>> start

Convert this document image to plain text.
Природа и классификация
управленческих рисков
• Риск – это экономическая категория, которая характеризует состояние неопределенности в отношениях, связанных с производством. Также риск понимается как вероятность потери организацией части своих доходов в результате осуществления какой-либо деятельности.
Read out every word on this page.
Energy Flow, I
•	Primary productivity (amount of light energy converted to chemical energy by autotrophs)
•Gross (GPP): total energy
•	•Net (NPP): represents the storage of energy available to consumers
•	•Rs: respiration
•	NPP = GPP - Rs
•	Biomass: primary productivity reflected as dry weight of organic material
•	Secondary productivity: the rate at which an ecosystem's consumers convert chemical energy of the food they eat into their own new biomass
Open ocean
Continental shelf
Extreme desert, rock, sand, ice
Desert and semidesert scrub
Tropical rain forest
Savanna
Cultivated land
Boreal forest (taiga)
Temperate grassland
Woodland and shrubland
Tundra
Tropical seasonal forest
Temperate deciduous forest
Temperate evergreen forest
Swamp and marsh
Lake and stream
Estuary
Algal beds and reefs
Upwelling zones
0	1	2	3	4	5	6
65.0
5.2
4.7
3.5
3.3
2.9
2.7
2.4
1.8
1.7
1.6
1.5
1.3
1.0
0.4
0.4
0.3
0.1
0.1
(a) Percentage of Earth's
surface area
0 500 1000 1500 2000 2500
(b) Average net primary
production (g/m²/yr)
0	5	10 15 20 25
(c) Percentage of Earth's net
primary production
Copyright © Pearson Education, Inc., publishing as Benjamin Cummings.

>> end

● Goal of the exercise: Where a line in the material above holds "Temperate", copy that line.

● Complete answer:
Temperate grassland
Temperate deciduous forest
Temperate evergreen forest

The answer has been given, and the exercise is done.